# What is required
Can you reproduce the data beneath, keeping every line exact?

# Input records
= = = = = = =

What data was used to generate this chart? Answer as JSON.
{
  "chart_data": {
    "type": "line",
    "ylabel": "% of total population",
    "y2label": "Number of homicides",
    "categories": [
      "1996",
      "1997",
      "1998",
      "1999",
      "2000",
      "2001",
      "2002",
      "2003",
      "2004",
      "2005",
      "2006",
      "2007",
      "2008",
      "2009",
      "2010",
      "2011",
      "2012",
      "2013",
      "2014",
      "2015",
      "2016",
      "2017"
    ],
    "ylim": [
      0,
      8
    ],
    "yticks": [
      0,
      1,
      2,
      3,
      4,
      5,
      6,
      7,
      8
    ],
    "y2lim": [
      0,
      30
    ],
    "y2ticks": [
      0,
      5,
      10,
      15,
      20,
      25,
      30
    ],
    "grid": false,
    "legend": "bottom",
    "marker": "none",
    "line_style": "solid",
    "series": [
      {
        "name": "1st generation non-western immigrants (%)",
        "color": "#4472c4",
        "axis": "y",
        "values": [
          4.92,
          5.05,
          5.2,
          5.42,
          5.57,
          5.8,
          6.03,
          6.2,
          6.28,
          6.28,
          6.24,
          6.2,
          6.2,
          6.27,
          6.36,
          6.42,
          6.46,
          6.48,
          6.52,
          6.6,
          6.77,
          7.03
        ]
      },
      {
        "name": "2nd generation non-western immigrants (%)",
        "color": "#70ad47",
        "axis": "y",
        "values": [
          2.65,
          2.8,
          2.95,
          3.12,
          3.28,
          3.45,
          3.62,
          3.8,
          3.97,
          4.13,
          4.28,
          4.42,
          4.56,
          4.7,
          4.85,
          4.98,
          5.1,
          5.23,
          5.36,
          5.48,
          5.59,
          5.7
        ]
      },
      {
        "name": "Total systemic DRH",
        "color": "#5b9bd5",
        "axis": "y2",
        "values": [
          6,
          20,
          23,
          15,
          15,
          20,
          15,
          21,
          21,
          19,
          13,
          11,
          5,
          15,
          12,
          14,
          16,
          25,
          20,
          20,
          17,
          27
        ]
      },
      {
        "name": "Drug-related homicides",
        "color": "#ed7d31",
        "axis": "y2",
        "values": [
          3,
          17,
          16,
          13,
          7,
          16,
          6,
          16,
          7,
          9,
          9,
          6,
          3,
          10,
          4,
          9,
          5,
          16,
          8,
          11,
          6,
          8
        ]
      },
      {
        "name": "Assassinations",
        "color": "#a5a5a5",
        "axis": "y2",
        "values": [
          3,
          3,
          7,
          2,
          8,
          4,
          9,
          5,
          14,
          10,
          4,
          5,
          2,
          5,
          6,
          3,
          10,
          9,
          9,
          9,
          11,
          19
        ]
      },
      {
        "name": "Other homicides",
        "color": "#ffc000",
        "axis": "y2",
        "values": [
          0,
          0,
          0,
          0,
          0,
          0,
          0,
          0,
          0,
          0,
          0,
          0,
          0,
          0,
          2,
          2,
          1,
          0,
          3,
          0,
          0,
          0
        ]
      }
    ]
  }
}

= = = = = = =

# Response for this exercise
What data was used to generate this chart? Answer as JSON.
{
  "chart_data": {
    "type": "line",
    "ylabel": "% of total population",
    "y2label": "Number of homicides",
    "categories": [
      "1996",
      "1997",
      "1998",
      "1999",
      "2000",
      "2001",
      "2002",
      "2003",
      "2004",
      "2005",
      "2006",
      "2007",
      "2008",
      "2009",
      "2010",
      "2011",
      "2012",
      "2013",
      "2014",
      "2015",
      "2016",
      "2017"
    ],
    "ylim": [
      0,
      8
    ],
    "yticks": [
      0,
      1,
      2,
      3,
      4,
      5,
      6,
      7,
      8
    ],
    "y2lim": [
      0,
      30
    ],
    "y2ticks": [
      0,
      5,
      10,
      15,
      20,
      25,
      30
    ],
    "grid": false,
    "legend": "bottom",
    "marker": "none",
    "line_style": "solid",
    "series": [
      {
        "name": "1st generation non-western immigrants (%)",
        "color": "#4472c4",
        "axis": "y",
        "values": [
          4.92,
          5.05,
          5.2,
          5.42,
          5.57,
          5.8,
          6.03,
          6.2,
          6.28,
          6.28,
          6.24,
          6.2,
          6.2,
          6.27,
          6.36,
          6.42,
          6.46,
          6.48,
          6.52,
          6.6,
          6.77,
          7.03
        ]
      },
      {
        "name": "2nd generation non-western immigrants (%)",
        "color": "#70ad47",
        "axis": "y",
        "values": [
          2.65,
          2.8,
          2.95,
          3.12,
          3.28,
          3.45,
          3.62,
          3.8,
          3.97,
          4.13,
          4.28,
          4.42,
          4.56,
          4.7,
          4.85,
          4.98,
          5.1,
          5.23,
          5.36,
          5.48,
          5.59,
          5.7
        ]
      },
      {
        "name": "Total systemic DRH",
        "color": "#5b9bd5",
        "axis": "y2",
        "values": [
          6,
          20,
          23,
          15,
          15,
          20,
          15,
          21,
          21,
          19,
          13,
          11,
          5,
          15,
          12,
          14,
          16,
          25,
          20,
          20,
          17,
          27
        ]
      },
      {
        "name": "Drug-related homicides",
        "color": "#ed7d31",
        "axis": "y2",
        "values": [
          3,
          17,
          16,
          13,
          7,
          16,
          6,
          16,
          7,
          9,
          9,
          6,
          3,
          10,
          4,
          9,
          5,
          16,
          8,
          11,
          6,
          8
        ]
      },
      {
        "name": "Assassinations",
        "color": "#a5a5a5",
        "axis": "y2",
        "values": [
          3,
          3,
          7,
          2,
          8,
          4,
          9,
          5,
          14,
          10,
          4,
          5,
          2,
          5,
          6,
          3,
          10,
          9,
          9,
          9,
          11,
          19
        ]
      },
      {
        "name": "Other homicides",
        "color": "#ffc000",
        "axis": "y2",
        "values": [
          0,
          0,
          0,
          0,
          0,
          0,
          0,
          0,
          0,
          0,
          0,
          0,
          0,
          0,
          2,
          2,
          1,
          0,
          3,
          0,
          0,
          0
        ]
      }
    ]
  }
}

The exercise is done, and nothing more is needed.